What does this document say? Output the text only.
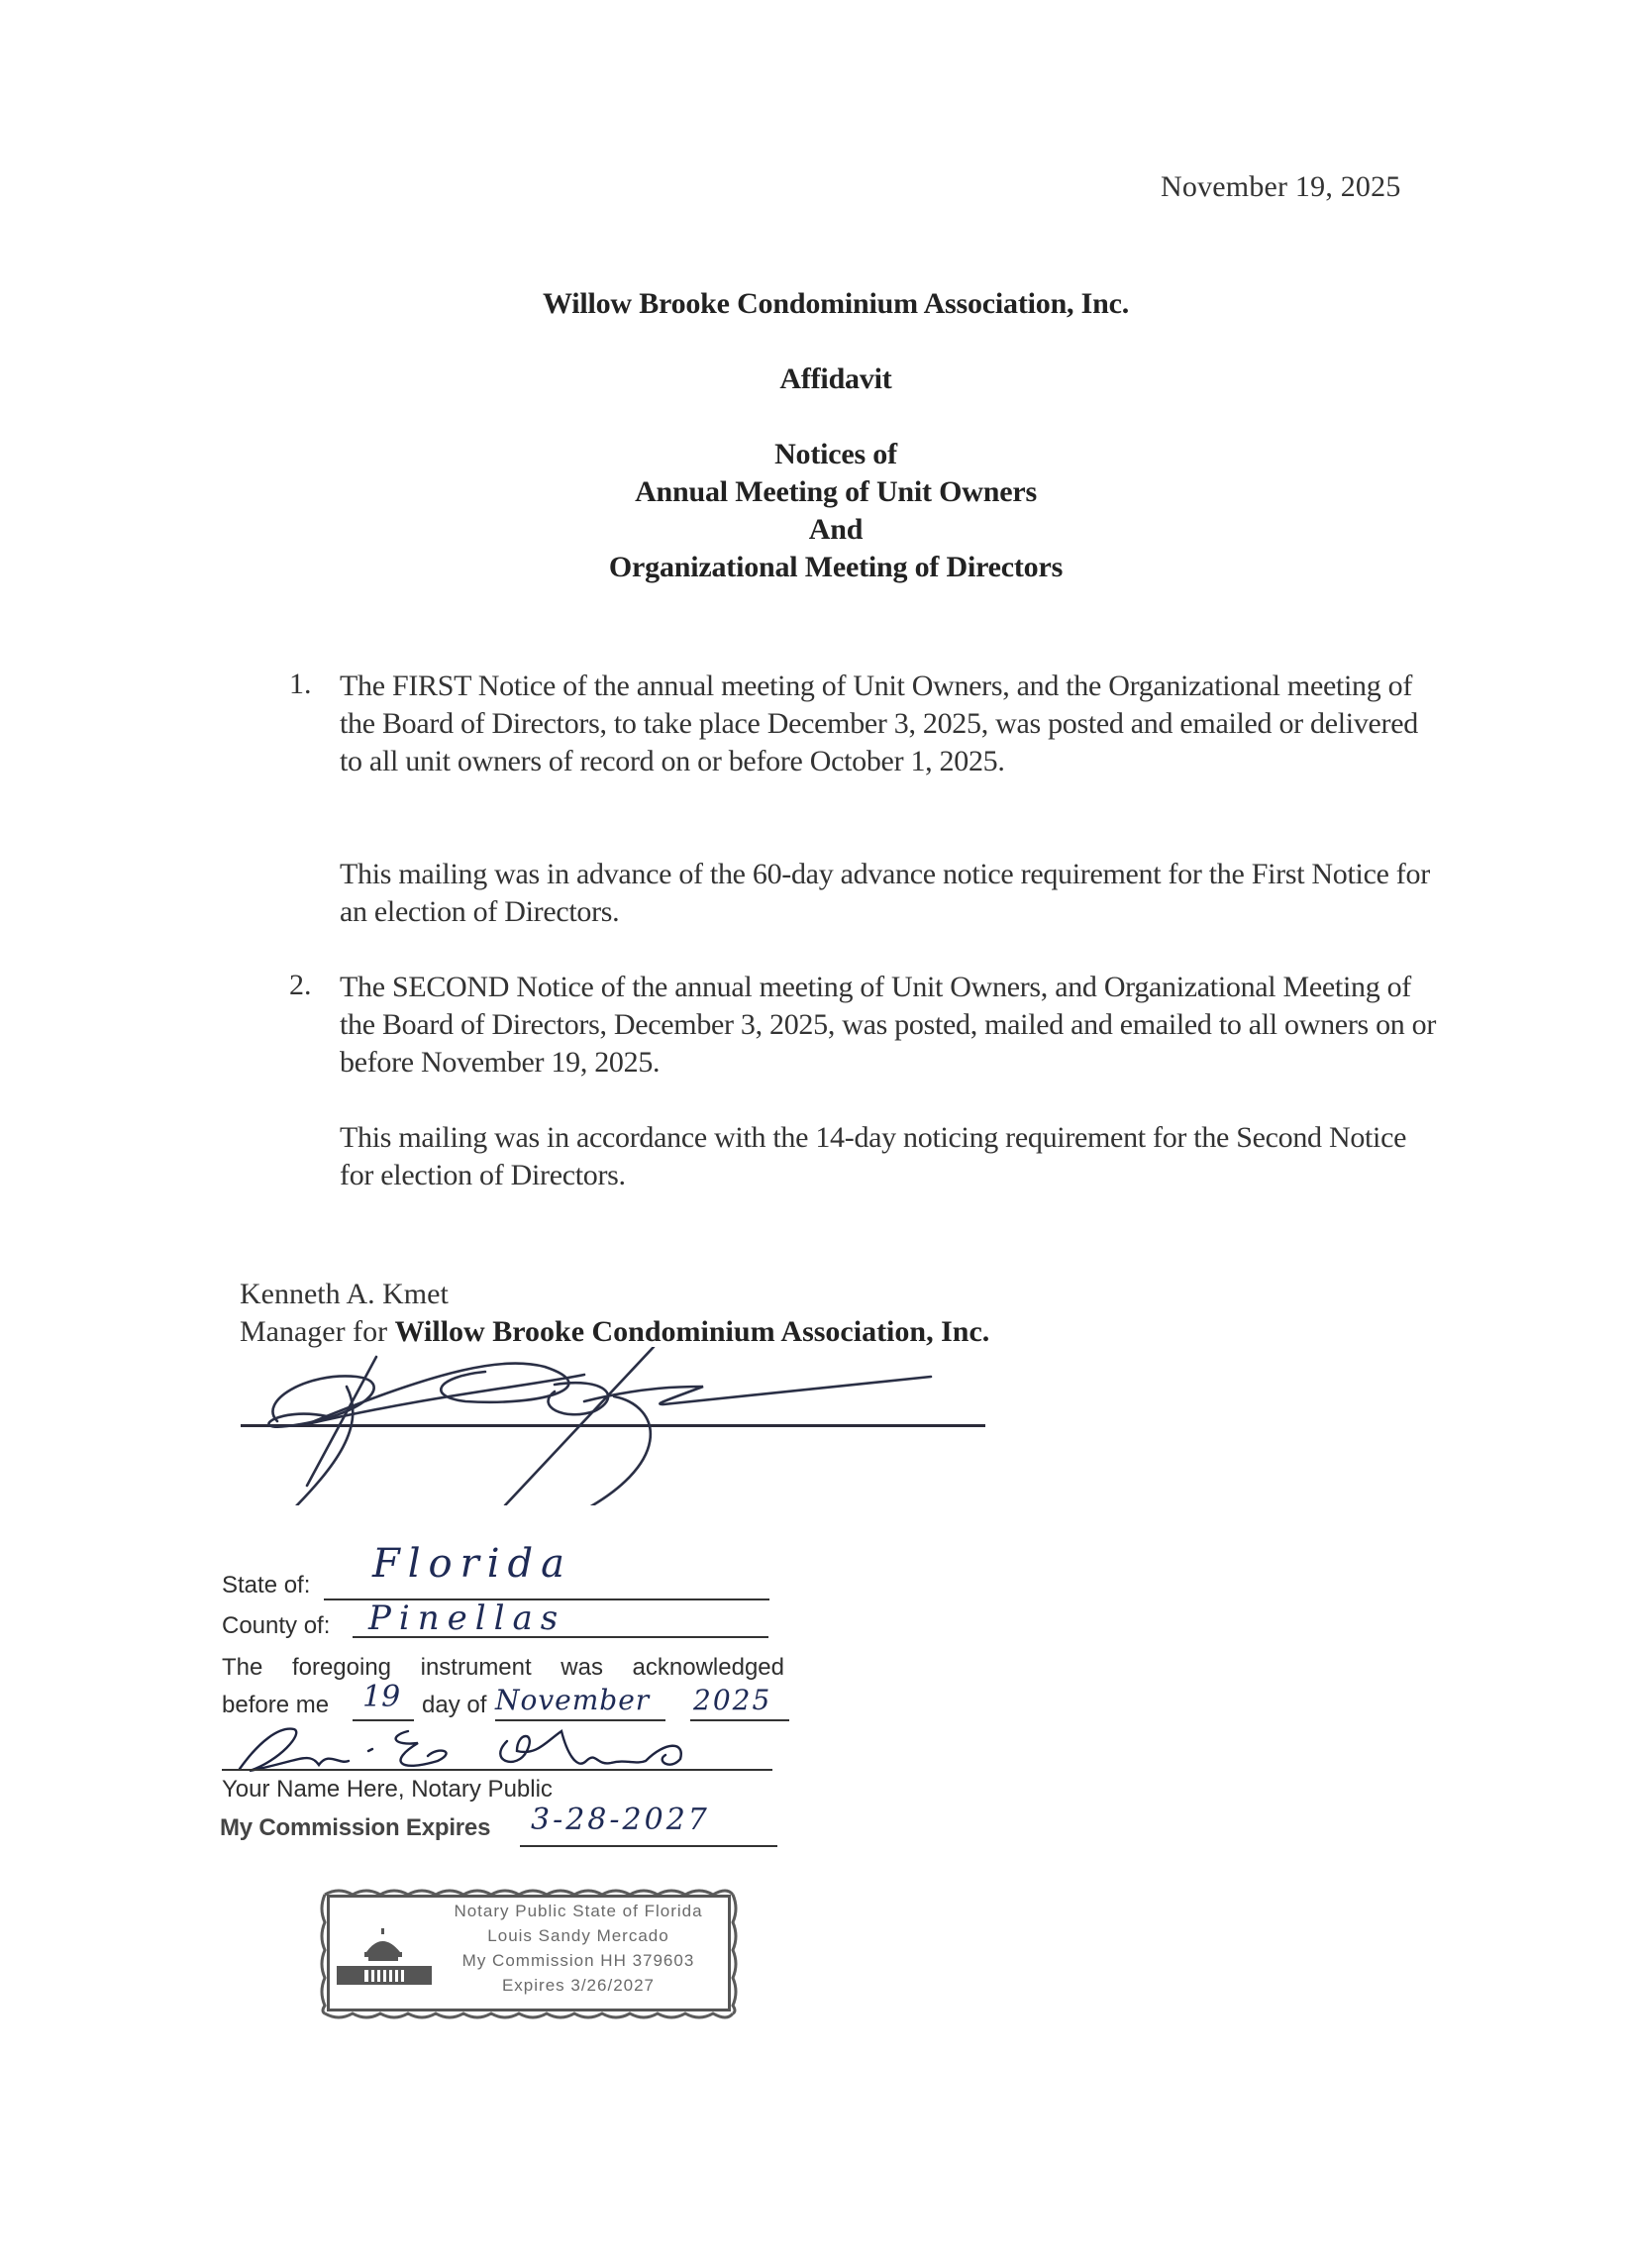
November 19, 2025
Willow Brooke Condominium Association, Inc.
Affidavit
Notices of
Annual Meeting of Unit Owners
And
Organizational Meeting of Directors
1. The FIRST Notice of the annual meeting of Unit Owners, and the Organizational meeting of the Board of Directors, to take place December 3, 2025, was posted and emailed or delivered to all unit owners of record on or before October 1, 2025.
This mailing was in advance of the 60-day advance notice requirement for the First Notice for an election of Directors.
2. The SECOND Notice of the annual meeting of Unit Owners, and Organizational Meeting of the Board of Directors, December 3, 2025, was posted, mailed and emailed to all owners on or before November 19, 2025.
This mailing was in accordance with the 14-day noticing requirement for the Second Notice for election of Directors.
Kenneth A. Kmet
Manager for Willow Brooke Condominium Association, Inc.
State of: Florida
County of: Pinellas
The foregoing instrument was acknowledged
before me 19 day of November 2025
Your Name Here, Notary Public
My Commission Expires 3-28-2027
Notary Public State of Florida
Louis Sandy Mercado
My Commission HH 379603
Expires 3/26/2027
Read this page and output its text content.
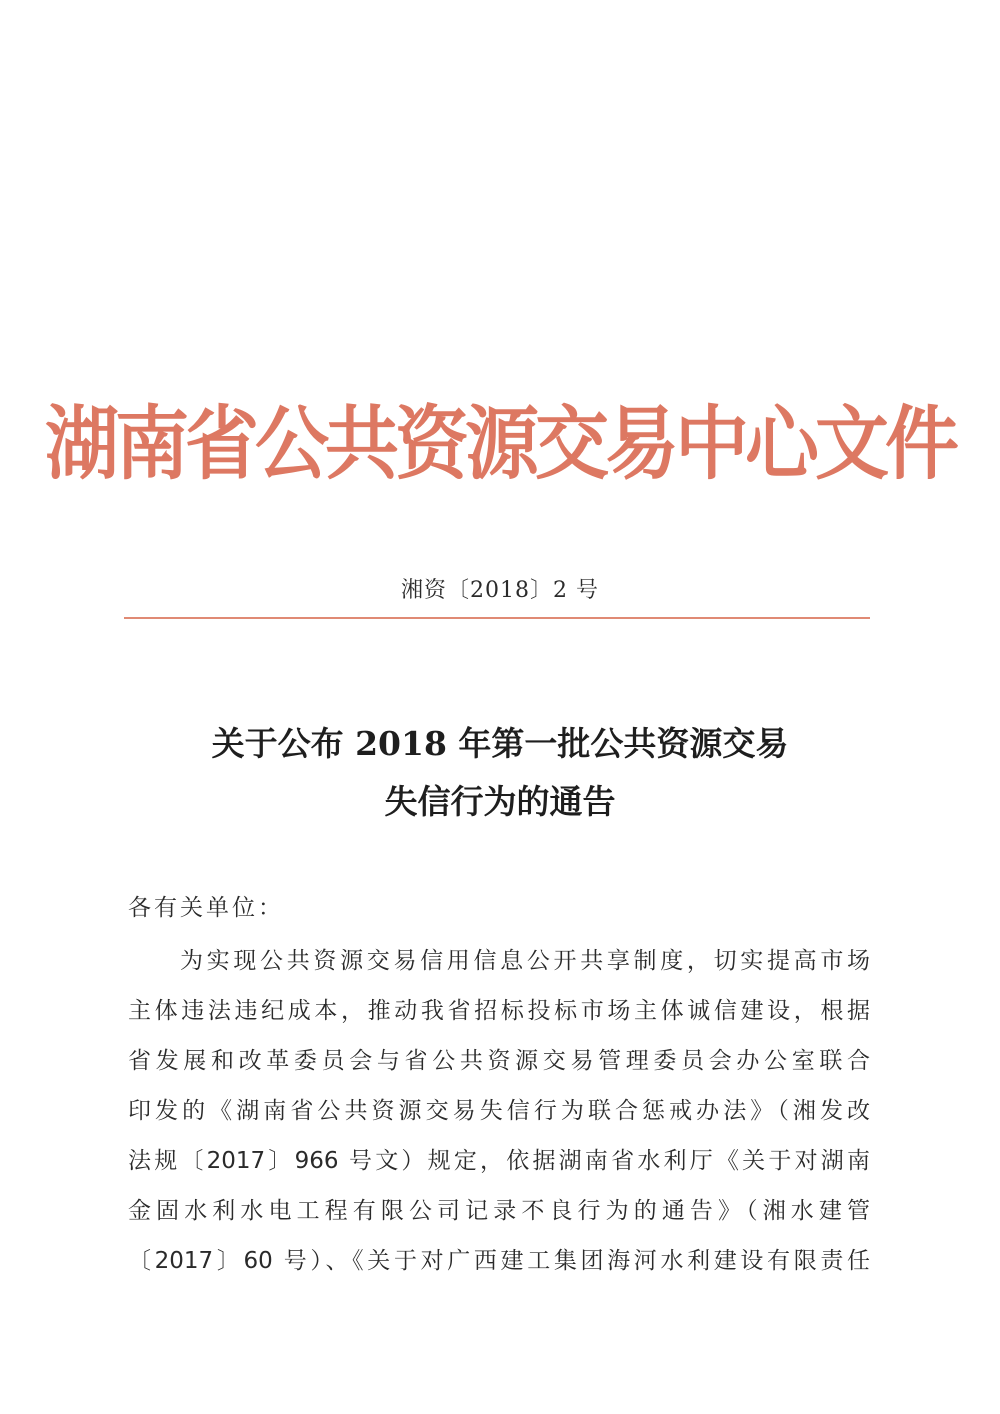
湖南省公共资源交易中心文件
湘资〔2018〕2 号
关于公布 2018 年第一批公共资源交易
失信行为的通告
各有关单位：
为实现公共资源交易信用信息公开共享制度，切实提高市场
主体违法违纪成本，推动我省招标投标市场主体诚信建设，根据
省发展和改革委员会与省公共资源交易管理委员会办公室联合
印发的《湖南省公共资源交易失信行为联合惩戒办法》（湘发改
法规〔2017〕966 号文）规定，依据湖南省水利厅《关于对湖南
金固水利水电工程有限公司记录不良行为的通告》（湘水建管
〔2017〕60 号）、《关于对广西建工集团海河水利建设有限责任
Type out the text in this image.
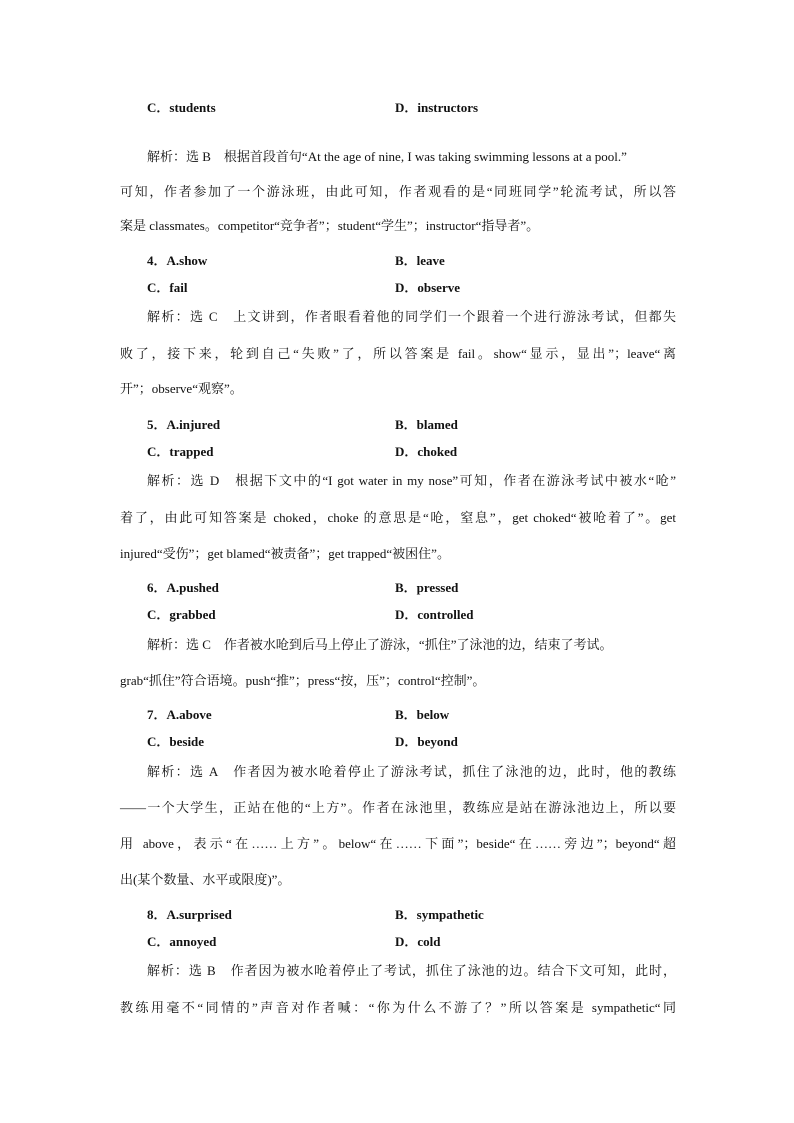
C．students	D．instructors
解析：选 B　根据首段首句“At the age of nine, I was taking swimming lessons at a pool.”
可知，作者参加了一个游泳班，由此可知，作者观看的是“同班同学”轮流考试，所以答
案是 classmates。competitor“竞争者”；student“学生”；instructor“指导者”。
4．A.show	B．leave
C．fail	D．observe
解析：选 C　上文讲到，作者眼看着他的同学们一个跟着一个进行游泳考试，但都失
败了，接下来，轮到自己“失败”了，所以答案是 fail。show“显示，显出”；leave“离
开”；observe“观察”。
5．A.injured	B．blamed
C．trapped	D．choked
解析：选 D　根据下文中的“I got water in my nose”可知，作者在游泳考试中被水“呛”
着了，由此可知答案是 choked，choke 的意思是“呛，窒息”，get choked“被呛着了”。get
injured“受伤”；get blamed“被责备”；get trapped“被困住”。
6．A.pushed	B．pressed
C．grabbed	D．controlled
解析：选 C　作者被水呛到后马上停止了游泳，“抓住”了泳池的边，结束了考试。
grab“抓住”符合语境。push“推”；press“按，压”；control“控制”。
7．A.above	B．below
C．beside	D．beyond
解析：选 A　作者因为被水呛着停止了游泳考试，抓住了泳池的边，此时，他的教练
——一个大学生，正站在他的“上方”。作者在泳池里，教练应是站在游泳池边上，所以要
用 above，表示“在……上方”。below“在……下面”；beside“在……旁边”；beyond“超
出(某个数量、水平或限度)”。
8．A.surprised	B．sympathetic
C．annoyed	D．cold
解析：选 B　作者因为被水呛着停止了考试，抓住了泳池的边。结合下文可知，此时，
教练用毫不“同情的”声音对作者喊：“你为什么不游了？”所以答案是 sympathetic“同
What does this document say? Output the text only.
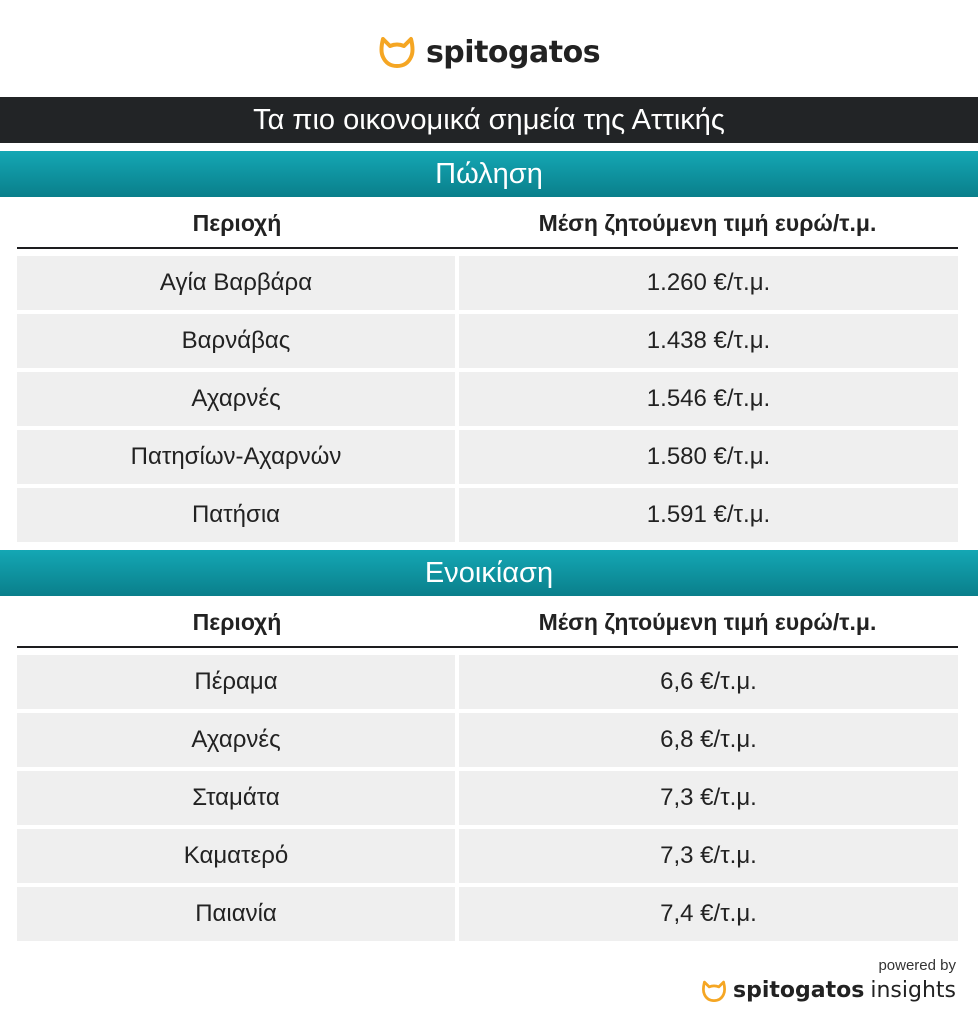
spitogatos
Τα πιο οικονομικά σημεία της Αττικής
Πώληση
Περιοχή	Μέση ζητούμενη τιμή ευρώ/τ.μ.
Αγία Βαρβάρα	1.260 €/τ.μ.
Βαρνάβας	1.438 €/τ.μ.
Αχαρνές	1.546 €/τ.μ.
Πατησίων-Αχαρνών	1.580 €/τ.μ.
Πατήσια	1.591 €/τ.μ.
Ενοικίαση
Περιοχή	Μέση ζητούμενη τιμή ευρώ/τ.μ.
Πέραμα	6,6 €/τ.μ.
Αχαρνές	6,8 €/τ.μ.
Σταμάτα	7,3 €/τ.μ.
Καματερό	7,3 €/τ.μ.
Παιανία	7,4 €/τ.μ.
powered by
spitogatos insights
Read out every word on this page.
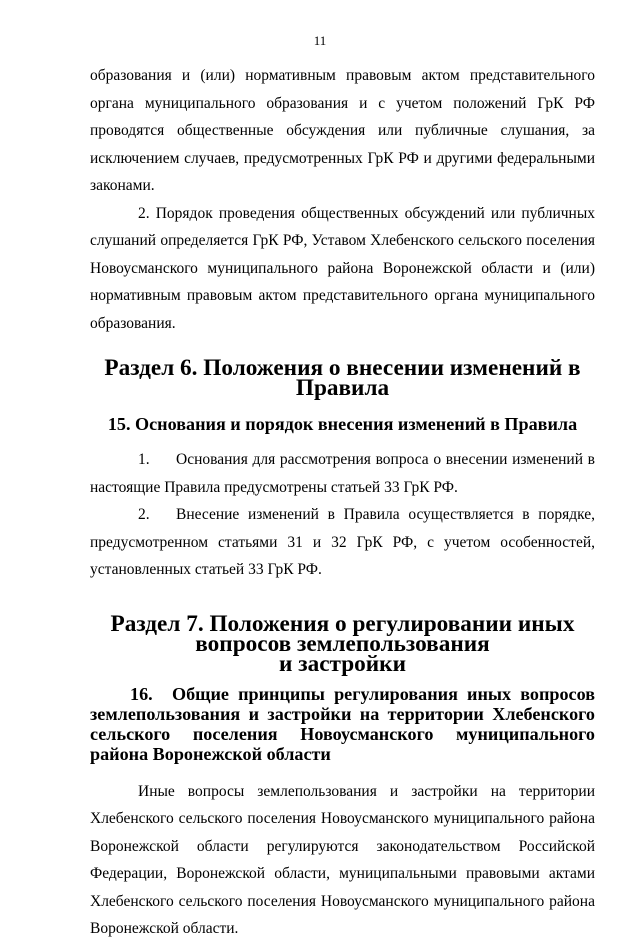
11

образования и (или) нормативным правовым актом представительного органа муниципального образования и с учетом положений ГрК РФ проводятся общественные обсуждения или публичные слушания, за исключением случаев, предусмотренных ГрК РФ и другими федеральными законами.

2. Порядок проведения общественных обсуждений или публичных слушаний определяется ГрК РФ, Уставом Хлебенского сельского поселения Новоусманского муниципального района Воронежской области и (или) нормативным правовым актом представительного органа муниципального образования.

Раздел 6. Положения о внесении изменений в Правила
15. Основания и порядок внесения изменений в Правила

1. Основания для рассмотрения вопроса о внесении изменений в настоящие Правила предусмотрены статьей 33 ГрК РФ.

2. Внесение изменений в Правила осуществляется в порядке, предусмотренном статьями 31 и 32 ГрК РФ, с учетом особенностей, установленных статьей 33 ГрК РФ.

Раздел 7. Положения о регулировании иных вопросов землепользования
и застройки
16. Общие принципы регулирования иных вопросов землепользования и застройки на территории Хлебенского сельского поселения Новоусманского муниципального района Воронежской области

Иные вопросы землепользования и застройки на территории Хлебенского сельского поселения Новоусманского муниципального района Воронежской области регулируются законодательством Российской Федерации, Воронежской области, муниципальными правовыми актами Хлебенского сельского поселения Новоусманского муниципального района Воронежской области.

*Set task*: Pick out the lines above that hold the string "Положения" and show them.

*Task answer*:
Раздел 6. Положения о внесении изменений в Правила
Раздел 7. Положения о регулировании иных вопросов землепользования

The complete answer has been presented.